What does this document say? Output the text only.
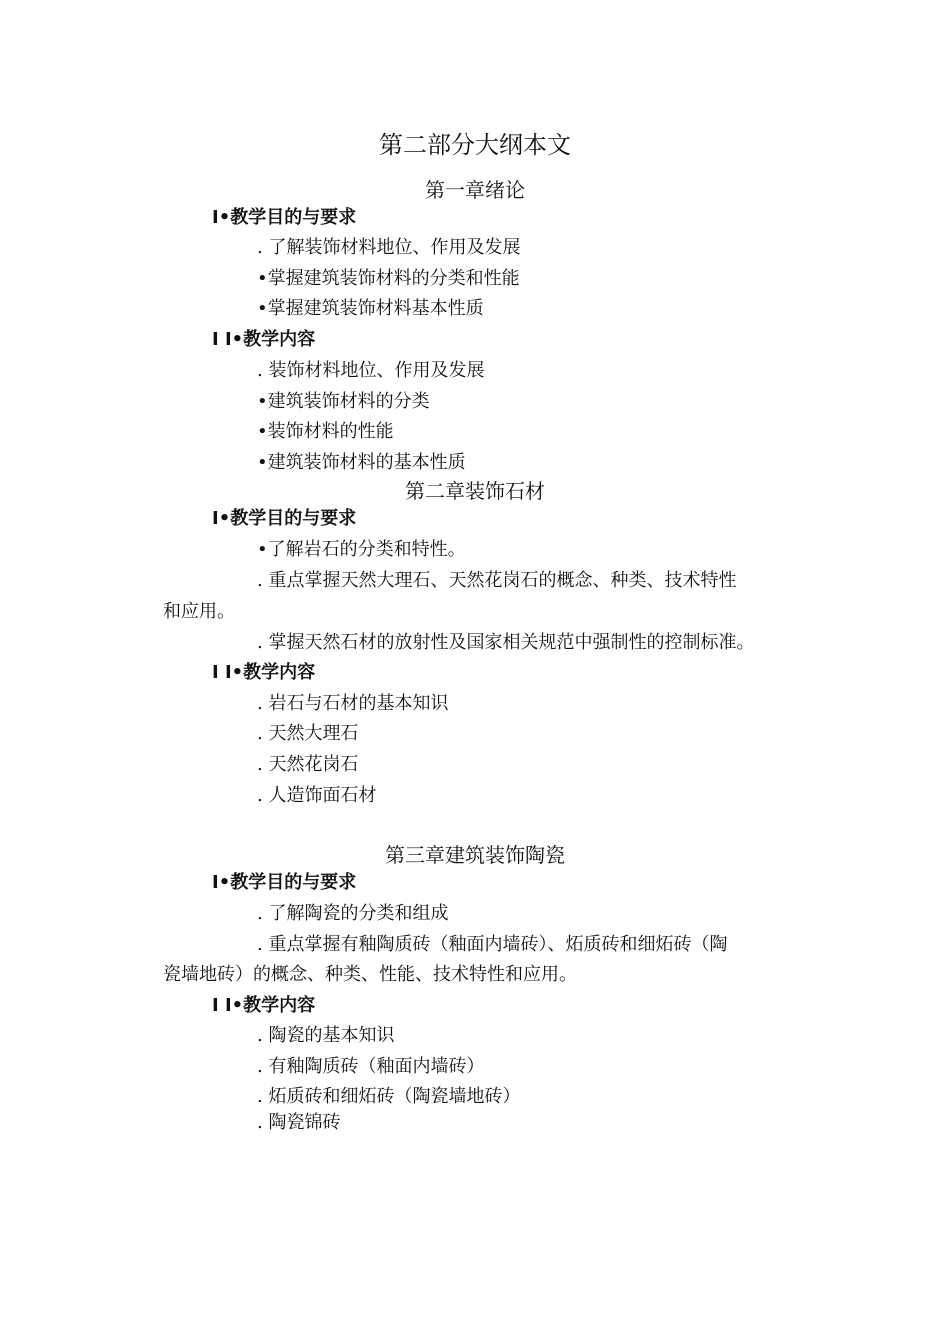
第二部分大纲本文
第一章绪论
I•教学目的与要求
. 了解装饰材料地位、作用及发展
•掌握建筑装饰材料的分类和性能
•掌握建筑装饰材料基本性质
I I•教学内容
. 装饰材料地位、作用及发展
•建筑装饰材料的分类
•装饰材料的性能
•建筑装饰材料的基本性质
第二章装饰石材
I•教学目的与要求
•了解岩石的分类和特性。
. 重点掌握天然大理石、天然花岗石的概念、种类、技术特性
和应用。
. 掌握天然石材的放射性及国家相关规范中强制性的控制标准。
I I•教学内容
. 岩石与石材的基本知识
. 天然大理石
. 天然花岗石
. 人造饰面石材
第三章建筑装饰陶瓷
I•教学目的与要求
. 了解陶瓷的分类和组成
. 重点掌握有釉陶质砖（釉面内墙砖）、炻质砖和细炻砖（陶
瓷墙地砖）的概念、种类、性能、技术特性和应用。
I I•教学内容
. 陶瓷的基本知识
. 有釉陶质砖（釉面内墙砖）
. 炻质砖和细炻砖（陶瓷墙地砖）
. 陶瓷锦砖
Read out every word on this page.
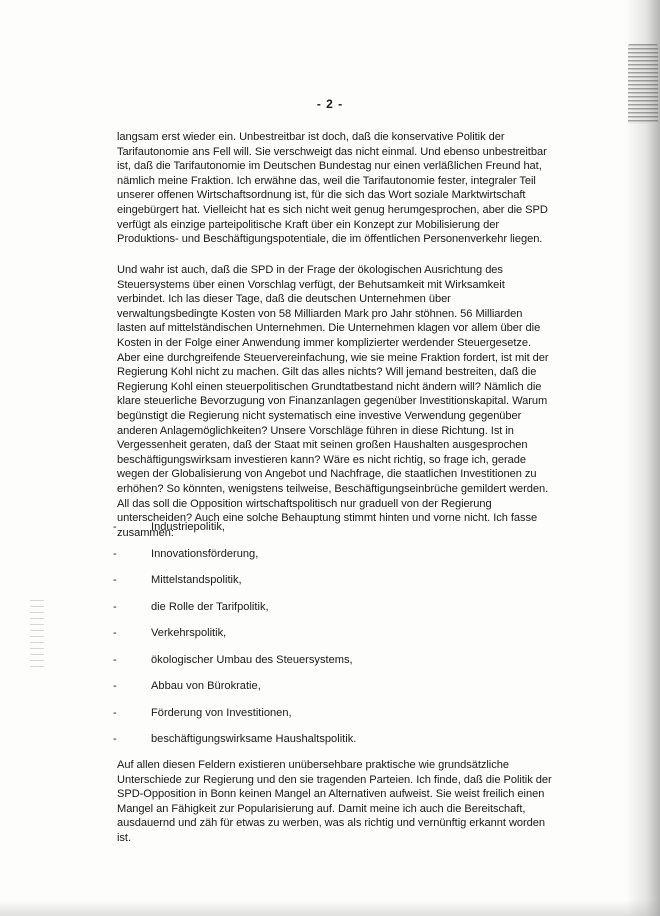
- 2 -

langsam erst wieder ein. Unbestreitbar ist doch, daß die konservative Politik der Tarifautonomie ans Fell will. Sie verschweigt das nicht einmal. Und ebenso unbestreitbar ist, daß die Tarifautonomie im Deutschen Bundestag nur einen verläßlichen Freund hat, nämlich meine Fraktion. Ich erwähne das, weil die Tarifautonomie fester, integraler Teil unserer offenen Wirtschaftsordnung ist, für die sich das Wort soziale Marktwirtschaft eingebürgert hat. Vielleicht hat es sich nicht weit genug herumgesprochen, aber die SPD verfügt als einzige parteipolitische Kraft über ein Konzept zur Mobilisierung der Produktions- und Beschäftigungspotentiale, die im öffentlichen Personenverkehr liegen.

Und wahr ist auch, daß die SPD in der Frage der ökologischen Ausrichtung des Steuersystems über einen Vorschlag verfügt, der Behutsamkeit mit Wirksamkeit verbindet. Ich las dieser Tage, daß die deutschen Unternehmen über verwaltungsbedingte Kosten von 58 Milliarden Mark pro Jahr stöhnen. 56 Milliarden lasten auf mittelständischen Unternehmen. Die Unternehmen klagen vor allem über die Kosten in der Folge einer Anwendung immer komplizierter werdender Steuergesetze. Aber eine durchgreifende Steuervereinfachung, wie sie meine Fraktion fordert, ist mit der Regierung Kohl nicht zu machen. Gilt das alles nichts? Will jemand bestreiten, daß die Regierung Kohl einen steuerpolitischen Grundtatbestand nicht ändern will? Nämlich die klare steuerliche Bevorzugung von Finanzanlagen gegenüber Investitionskapital. Warum begünstigt die Regierung nicht systematisch eine investive Verwendung gegenüber anderen Anlagemöglichkeiten? Unsere Vorschläge führen in diese Richtung. Ist in Vergessenheit geraten, daß der Staat mit seinen großen Haushalten ausgesprochen beschäftigungswirksam investieren kann? Wäre es nicht richtig, so frage ich, gerade wegen der Globalisierung von Angebot und Nachfrage, die staatlichen Investitionen zu erhöhen? So könnten, wenigstens teilweise, Beschäftigungseinbrüche gemildert werden. All das soll die Opposition wirtschaftspolitisch nur graduell von der Regierung unterscheiden? Auch eine solche Behauptung stimmt hinten und vorne nicht. Ich fasse zusammen:

-	Industriepolitik,
-	Innovationsförderung,
-	Mittelstandspolitik,
-	die Rolle der Tarifpolitik,
-	Verkehrspolitik,
-	ökologischer Umbau des Steuersystems,
-	Abbau von Bürokratie,
-	Förderung von Investitionen,
-	beschäftigungswirksame Haushaltspolitik.

Auf allen diesen Feldern existieren unübersehbare praktische wie grundsätzliche Unterschiede zur Regierung und den sie tragenden Parteien. Ich finde, daß die Politik der SPD-Opposition in Bonn keinen Mangel an Alternativen aufweist. Sie weist freilich einen Mangel an Fähigkeit zur Popularisierung auf. Damit meine ich auch die Bereitschaft, ausdauernd und zäh für etwas zu werben, was als richtig und vernünftig erkannt worden ist.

____________________

◆ Your instructions ◆
Restate every record exactly, please; do not copy the pictures.

◆ Result ◆
What does this document say? Output the text only.
第二部分大纲本文
第一章绪论
I•教学目的与要求
. 了解装饰材料地位、作用及发展
•掌握建筑装饰材料的分类和性能
•掌握建筑装饰材料基本性质
I I•教学内容
. 装饰材料地位、作用及发展
•建筑装饰材料的分类
•装饰材料的性能
•建筑装饰材料的基本性质
第二章装饰石材
I•教学目的与要求
•了解岩石的分类和特性。
. 重点掌握天然大理石、天然花岗石的概念、种类、技术特性
和应用。
. 掌握天然石材的放射性及国家相关规范中强制性的控制标准。
I I•教学内容
. 岩石与石材的基本知识
. 天然大理石
. 天然花岗石
. 人造饰面石材
第三章建筑装饰陶瓷
I•教学目的与要求
. 了解陶瓷的分类和组成
. 重点掌握有釉陶质砖（釉面内墙砖）、炻质砖和细炻砖（陶
瓷墙地砖）的概念、种类、性能、技术特性和应用。
I I•教学内容
. 陶瓷的基本知识
. 有釉陶质砖（釉面内墙砖）
. 炻质砖和细炻砖（陶瓷墙地砖）
. 陶瓷锦砖
Read out every word on this page.
- 2 -

langsam erst wieder ein. Unbestreitbar ist doch, daß die konservative Politik der Tarifautonomie ans Fell will. Sie verschweigt das nicht einmal. Und ebenso unbestreitbar ist, daß die Tarifautonomie im Deutschen Bundestag nur einen verläßlichen Freund hat, nämlich meine Fraktion. Ich erwähne das, weil die Tarifautonomie fester, integraler Teil unserer offenen Wirtschaftsordnung ist, für die sich das Wort soziale Marktwirtschaft eingebürgert hat. Vielleicht hat es sich nicht weit genug herumgesprochen, aber die SPD verfügt als einzige parteipolitische Kraft über ein Konzept zur Mobilisierung der Produktions- und Beschäftigungspotentiale, die im öffentlichen Personenverkehr liegen.

Und wahr ist auch, daß die SPD in der Frage der ökologischen Ausrichtung des Steuersystems über einen Vorschlag verfügt, der Behutsamkeit mit Wirksamkeit verbindet. Ich las dieser Tage, daß die deutschen Unternehmen über verwaltungsbedingte Kosten von 58 Milliarden Mark pro Jahr stöhnen. 56 Milliarden lasten auf mittelständischen Unternehmen. Die Unternehmen klagen vor allem über die Kosten in der Folge einer Anwendung immer komplizierter werdender Steuergesetze. Aber eine durchgreifende Steuervereinfachung, wie sie meine Fraktion fordert, ist mit der Regierung Kohl nicht zu machen. Gilt das alles nichts? Will jemand bestreiten, daß die Regierung Kohl einen steuerpolitischen Grundtatbestand nicht ändern will? Nämlich die klare steuerliche Bevorzugung von Finanzanlagen gegenüber Investitionskapital. Warum begünstigt die Regierung nicht systematisch eine investive Verwendung gegenüber anderen Anlagemöglichkeiten? Unsere Vorschläge führen in diese Richtung. Ist in Vergessenheit geraten, daß der Staat mit seinen großen Haushalten ausgesprochen beschäftigungswirksam investieren kann? Wäre es nicht richtig, so frage ich, gerade wegen der Globalisierung von Angebot und Nachfrage, die staatlichen Investitionen zu erhöhen? So könnten, wenigstens teilweise, Beschäftigungseinbrüche gemildert werden. All das soll die Opposition wirtschaftspolitisch nur graduell von der Regierung unterscheiden? Auch eine solche Behauptung stimmt hinten und vorne nicht. Ich fasse zusammen:

-	Industriepolitik,
-	Innovationsförderung,
-	Mittelstandspolitik,
-	die Rolle der Tarifpolitik,
-	Verkehrspolitik,
-	ökologischer Umbau des Steuersystems,
-	Abbau von Bürokratie,
-	Förderung von Investitionen,
-	beschäftigungswirksame Haushaltspolitik.

Auf allen diesen Feldern existieren unübersehbare praktische wie grundsätzliche Unterschiede zur Regierung und den sie tragenden Parteien. Ich finde, daß die Politik der SPD-Opposition in Bonn keinen Mangel an Alternativen aufweist. Sie weist freilich einen Mangel an Fähigkeit zur Popularisierung auf. Damit meine ich auch die Bereitschaft, ausdauernd und zäh für etwas zu werben, was als richtig und vernünftig erkannt worden ist.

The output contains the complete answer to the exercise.